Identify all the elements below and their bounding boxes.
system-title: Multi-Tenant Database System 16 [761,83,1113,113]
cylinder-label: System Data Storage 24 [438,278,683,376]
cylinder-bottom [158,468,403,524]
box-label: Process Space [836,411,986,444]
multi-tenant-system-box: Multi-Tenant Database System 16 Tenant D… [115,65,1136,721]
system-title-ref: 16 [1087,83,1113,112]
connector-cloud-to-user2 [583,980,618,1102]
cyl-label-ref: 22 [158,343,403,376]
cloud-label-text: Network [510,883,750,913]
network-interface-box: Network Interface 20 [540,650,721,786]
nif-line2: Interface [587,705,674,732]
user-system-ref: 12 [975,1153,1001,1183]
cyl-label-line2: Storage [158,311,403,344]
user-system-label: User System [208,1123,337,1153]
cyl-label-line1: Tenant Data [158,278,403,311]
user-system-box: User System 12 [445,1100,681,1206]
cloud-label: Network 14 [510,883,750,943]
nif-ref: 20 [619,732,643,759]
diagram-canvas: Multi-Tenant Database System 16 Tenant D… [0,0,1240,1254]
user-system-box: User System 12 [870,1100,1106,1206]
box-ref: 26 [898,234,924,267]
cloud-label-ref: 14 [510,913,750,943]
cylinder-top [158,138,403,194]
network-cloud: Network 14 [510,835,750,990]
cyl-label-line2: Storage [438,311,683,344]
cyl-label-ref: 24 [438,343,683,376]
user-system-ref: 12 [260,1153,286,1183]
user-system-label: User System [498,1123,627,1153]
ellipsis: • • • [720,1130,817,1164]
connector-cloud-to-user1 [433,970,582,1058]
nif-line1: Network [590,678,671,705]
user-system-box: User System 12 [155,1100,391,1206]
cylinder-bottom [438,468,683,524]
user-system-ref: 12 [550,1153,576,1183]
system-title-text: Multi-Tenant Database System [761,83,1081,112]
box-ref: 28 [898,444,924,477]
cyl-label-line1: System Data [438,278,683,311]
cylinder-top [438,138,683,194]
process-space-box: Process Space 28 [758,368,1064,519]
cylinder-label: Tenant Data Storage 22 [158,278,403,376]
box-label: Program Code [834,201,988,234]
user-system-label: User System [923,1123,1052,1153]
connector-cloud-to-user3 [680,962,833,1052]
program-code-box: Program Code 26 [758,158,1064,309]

──────────────────────────────

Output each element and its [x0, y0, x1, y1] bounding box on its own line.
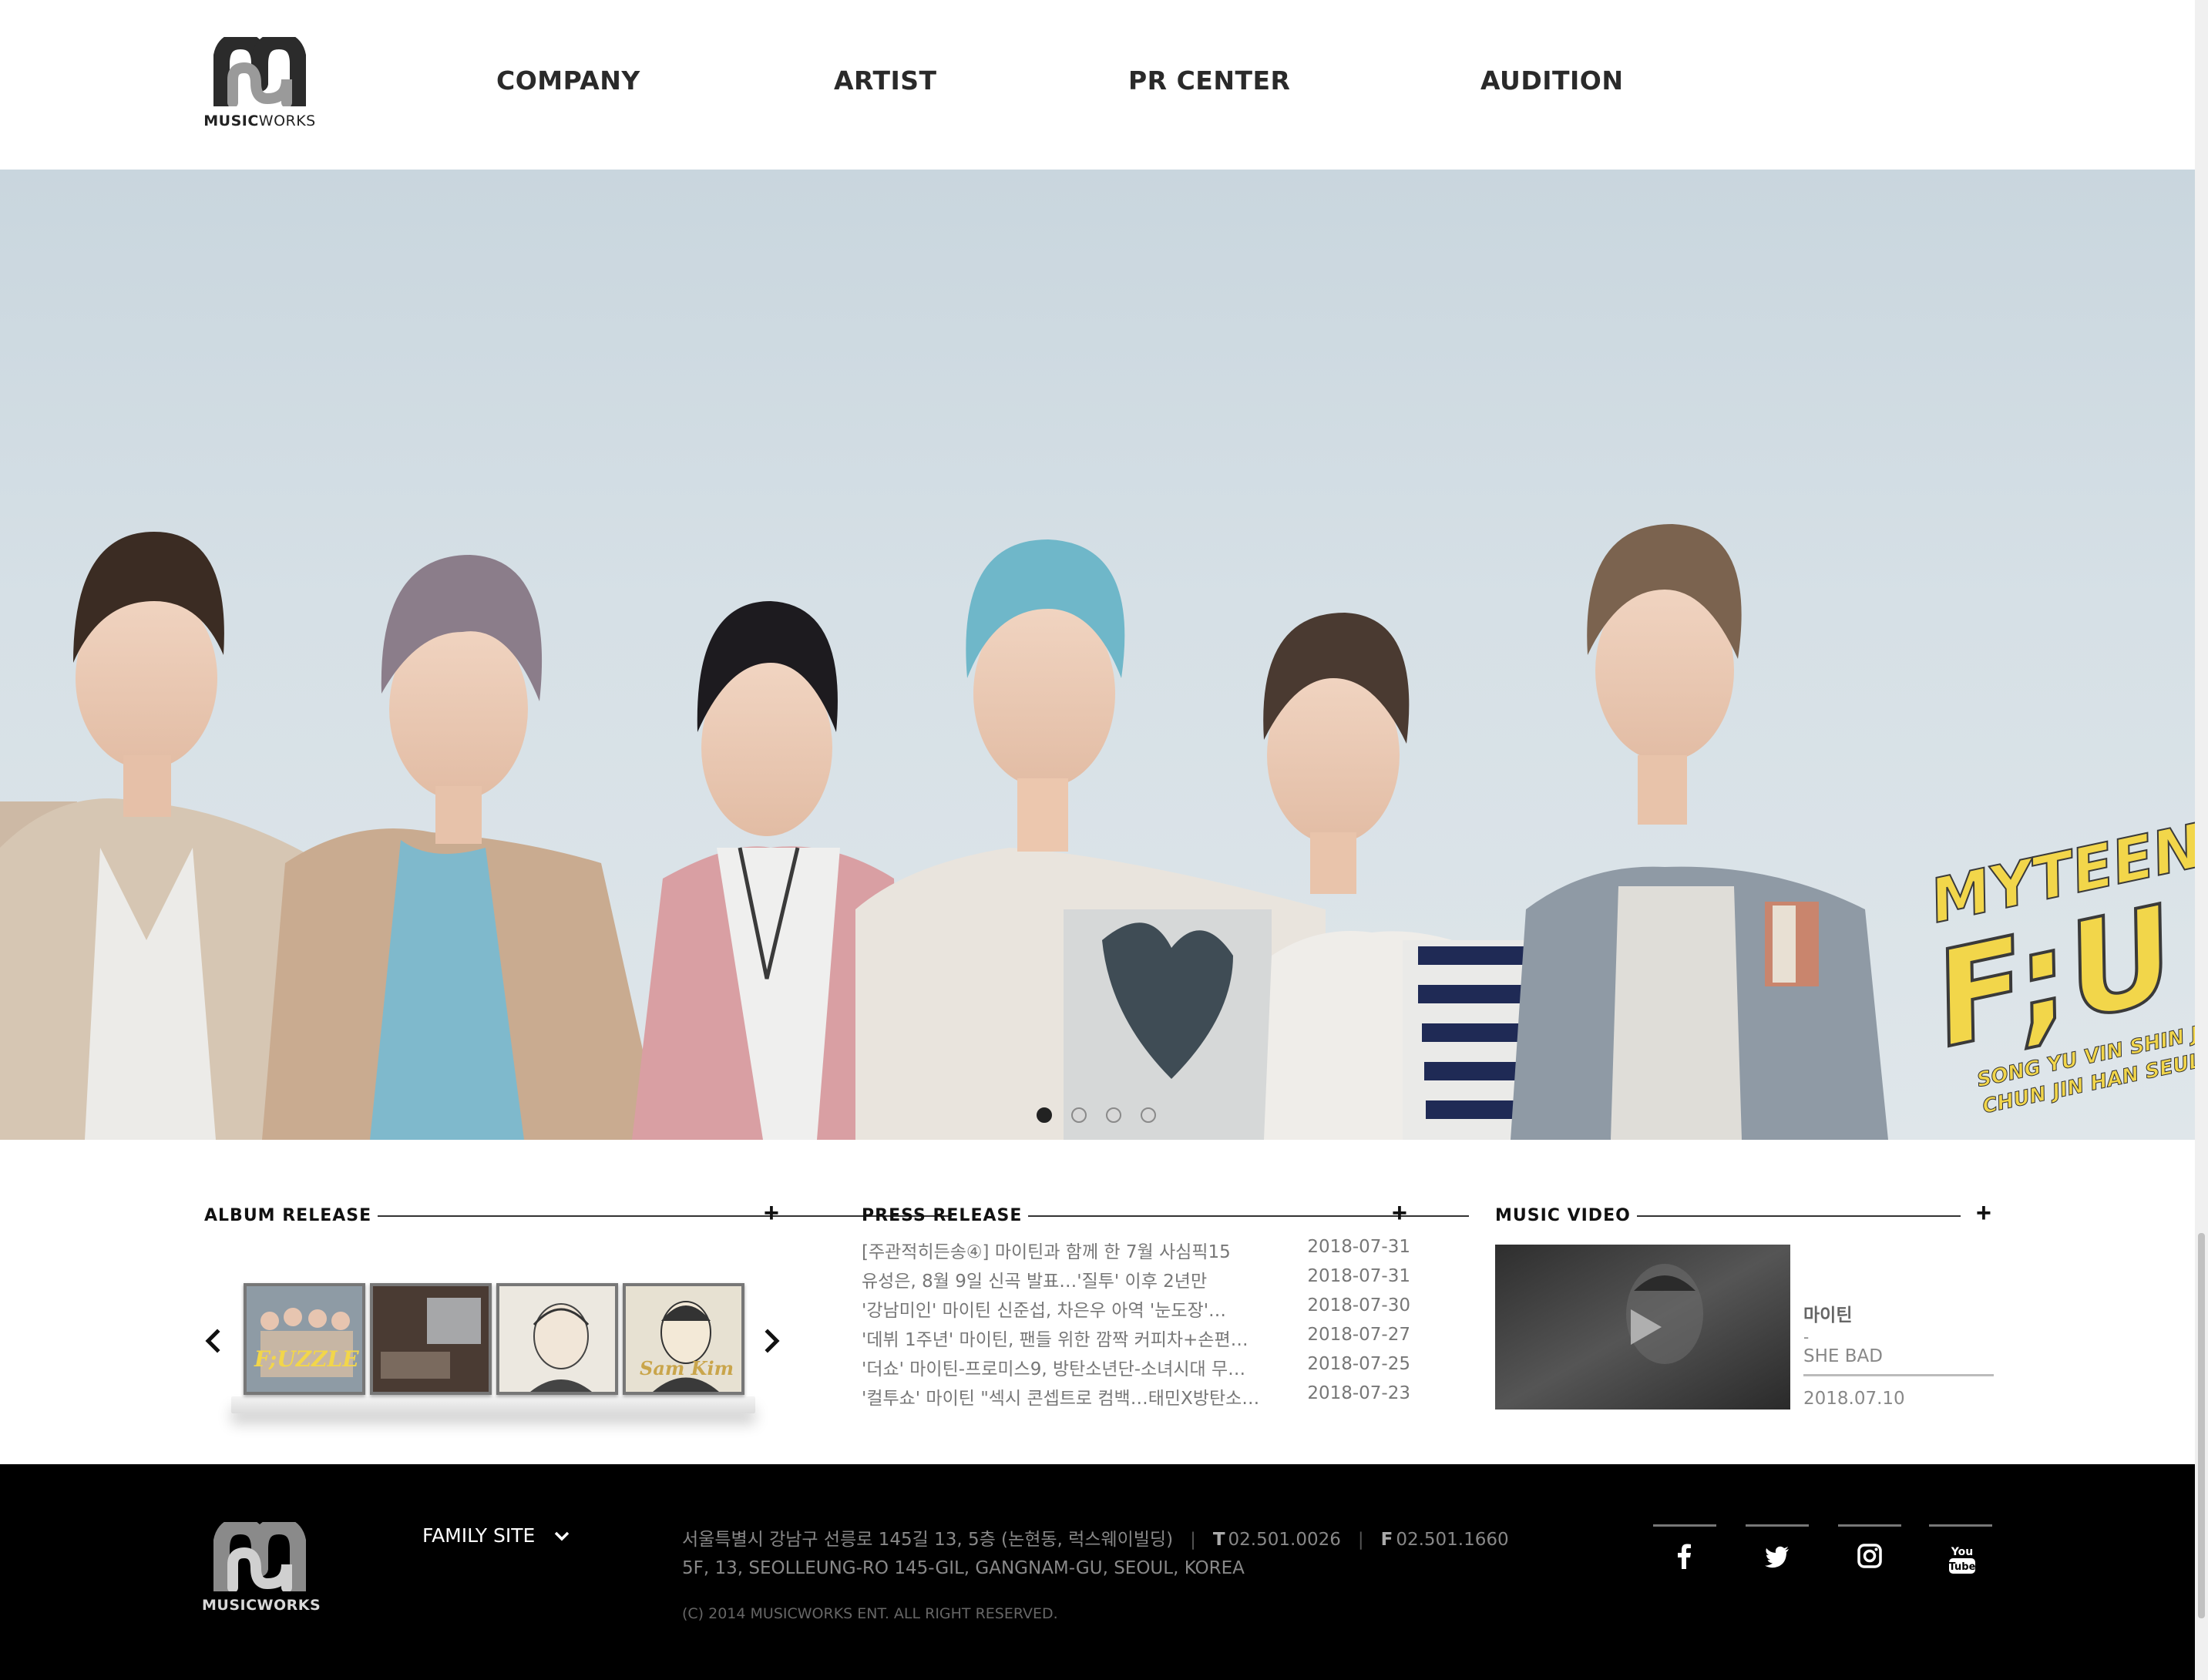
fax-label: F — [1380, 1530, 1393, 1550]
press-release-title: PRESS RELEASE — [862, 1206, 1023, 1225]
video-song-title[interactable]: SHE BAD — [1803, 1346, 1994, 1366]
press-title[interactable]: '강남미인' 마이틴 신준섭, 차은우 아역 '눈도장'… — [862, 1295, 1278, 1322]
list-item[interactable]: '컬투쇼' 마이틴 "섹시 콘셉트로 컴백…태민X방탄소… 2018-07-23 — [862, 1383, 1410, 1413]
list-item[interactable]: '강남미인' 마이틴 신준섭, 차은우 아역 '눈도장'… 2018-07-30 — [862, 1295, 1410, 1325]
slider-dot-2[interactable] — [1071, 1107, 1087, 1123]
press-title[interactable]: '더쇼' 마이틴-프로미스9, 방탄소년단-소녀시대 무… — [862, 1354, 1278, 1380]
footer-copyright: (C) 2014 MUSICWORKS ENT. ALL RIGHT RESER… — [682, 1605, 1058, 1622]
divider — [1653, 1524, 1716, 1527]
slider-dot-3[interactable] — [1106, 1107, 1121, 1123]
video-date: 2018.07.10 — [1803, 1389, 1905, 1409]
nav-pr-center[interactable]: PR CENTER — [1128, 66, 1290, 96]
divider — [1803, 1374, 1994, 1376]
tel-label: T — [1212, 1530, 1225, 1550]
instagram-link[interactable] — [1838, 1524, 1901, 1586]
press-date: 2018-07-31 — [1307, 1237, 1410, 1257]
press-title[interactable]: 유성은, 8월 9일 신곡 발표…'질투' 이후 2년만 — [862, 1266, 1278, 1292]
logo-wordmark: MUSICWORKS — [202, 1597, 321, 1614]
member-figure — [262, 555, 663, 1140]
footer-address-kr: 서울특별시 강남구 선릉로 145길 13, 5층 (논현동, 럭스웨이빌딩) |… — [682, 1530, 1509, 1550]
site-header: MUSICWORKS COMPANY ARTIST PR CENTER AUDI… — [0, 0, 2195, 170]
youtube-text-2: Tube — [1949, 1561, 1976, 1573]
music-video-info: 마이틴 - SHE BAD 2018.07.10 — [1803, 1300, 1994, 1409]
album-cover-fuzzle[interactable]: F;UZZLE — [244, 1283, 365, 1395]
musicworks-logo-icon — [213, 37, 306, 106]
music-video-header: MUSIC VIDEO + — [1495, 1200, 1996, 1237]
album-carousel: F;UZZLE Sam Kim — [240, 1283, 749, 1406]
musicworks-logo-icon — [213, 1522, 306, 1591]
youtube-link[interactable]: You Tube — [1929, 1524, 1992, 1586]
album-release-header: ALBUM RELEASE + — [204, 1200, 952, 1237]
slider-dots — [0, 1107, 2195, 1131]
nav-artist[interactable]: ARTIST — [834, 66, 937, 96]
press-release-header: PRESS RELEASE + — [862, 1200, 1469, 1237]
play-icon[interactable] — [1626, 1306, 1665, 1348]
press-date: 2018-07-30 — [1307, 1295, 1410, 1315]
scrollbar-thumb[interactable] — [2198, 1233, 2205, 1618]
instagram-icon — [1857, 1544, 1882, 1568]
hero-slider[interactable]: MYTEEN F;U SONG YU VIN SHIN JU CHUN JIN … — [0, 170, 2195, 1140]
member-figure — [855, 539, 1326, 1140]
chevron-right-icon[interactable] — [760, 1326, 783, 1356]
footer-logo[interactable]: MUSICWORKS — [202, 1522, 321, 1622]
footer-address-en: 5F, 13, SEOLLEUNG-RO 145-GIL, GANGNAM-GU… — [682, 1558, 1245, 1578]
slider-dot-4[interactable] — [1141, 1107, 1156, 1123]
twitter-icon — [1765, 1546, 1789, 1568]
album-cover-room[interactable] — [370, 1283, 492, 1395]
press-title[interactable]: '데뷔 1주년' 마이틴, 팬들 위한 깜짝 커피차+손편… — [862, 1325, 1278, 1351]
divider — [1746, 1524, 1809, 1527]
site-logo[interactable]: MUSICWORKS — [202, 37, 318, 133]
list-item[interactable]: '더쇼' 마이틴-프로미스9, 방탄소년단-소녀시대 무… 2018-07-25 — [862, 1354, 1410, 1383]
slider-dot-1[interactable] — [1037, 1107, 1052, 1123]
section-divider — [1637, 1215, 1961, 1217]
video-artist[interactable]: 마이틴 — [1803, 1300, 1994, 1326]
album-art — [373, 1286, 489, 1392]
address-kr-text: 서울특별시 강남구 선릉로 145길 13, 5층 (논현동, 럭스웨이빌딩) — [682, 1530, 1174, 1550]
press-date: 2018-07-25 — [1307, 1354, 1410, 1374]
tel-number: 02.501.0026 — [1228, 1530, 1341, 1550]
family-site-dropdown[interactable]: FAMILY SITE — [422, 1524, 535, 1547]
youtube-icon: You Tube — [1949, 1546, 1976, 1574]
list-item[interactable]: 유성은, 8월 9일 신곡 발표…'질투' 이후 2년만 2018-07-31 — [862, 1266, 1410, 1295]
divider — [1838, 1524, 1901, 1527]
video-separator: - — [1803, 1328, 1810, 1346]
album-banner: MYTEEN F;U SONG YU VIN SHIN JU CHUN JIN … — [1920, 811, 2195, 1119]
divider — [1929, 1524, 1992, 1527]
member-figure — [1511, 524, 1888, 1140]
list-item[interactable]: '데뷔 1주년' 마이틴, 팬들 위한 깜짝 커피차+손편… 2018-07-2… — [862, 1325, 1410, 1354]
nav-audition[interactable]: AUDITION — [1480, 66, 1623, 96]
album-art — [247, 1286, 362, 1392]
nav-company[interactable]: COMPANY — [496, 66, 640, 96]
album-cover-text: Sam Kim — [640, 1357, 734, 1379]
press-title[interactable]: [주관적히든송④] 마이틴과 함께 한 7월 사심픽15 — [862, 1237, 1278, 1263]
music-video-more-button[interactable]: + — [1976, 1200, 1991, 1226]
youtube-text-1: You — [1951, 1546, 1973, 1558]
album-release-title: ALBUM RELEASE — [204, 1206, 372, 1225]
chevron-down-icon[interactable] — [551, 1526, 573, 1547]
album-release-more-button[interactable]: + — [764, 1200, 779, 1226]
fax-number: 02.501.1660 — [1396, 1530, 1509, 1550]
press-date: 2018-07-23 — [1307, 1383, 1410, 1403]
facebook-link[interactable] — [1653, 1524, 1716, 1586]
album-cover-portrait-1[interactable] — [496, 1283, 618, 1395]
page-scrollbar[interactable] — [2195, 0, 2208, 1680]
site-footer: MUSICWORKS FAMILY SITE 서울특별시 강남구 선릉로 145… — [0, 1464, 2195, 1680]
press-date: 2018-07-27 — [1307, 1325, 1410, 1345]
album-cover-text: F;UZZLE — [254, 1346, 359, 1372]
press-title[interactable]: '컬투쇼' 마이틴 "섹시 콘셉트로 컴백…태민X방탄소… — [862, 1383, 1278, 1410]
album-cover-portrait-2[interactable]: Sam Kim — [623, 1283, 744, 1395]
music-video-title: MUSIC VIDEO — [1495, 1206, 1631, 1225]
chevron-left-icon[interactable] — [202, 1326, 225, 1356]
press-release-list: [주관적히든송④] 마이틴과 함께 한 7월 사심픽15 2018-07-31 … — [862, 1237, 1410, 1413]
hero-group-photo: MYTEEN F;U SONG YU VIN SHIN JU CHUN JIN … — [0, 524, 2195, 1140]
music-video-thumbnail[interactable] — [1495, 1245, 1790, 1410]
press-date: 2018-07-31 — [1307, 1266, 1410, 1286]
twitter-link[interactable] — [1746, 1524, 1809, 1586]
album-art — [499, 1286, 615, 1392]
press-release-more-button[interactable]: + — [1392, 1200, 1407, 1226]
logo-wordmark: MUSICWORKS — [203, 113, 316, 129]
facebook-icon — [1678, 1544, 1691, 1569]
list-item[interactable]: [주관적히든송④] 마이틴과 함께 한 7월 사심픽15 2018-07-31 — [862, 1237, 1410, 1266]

──────────────────────────────

● Goal
Copy out the items word for word, starting at the line containing "Identify all the" and ending at the line containing "user-system-ref: 12 [260,1153,286,1183]", both included.

● Complete output
Identify all the elements below and their bounding boxes.
system-title: Multi-Tenant Database System 16 [761,83,1113,113]
cylinder-label: System Data Storage 24 [438,278,683,376]
cylinder-bottom [158,468,403,524]
box-label: Process Space [836,411,986,444]
multi-tenant-system-box: Multi-Tenant Database System 16 Tenant D… [115,65,1136,721]
system-title-ref: 16 [1087,83,1113,112]
connector-cloud-to-user2 [583,980,618,1102]
cyl-label-ref: 22 [158,343,403,376]
cloud-label-text: Network [510,883,750,913]
network-interface-box: Network Interface 20 [540,650,721,786]
nif-line2: Interface [587,705,674,732]
user-system-ref: 12 [975,1153,1001,1183]
cyl-label-line2: Storage [158,311,403,344]
user-system-label: User System [208,1123,337,1153]
cyl-label-line1: Tenant Data [158,278,403,311]
user-system-box: User System 12 [445,1100,681,1206]
cloud-label: Network 14 [510,883,750,943]
nif-ref: 20 [619,732,643,759]
diagram-canvas: Multi-Tenant Database System 16 Tenant D… [0,0,1240,1254]
user-system-box: User System 12 [870,1100,1106,1206]
box-ref: 26 [898,234,924,267]
cloud-label-ref: 14 [510,913,750,943]
cylinder-top [158,138,403,194]
network-cloud: Network 14 [510,835,750,990]
cyl-label-line2: Storage [438,311,683,344]
cyl-label-ref: 24 [438,343,683,376]
user-system-ref: 12 [260,1153,286,1183]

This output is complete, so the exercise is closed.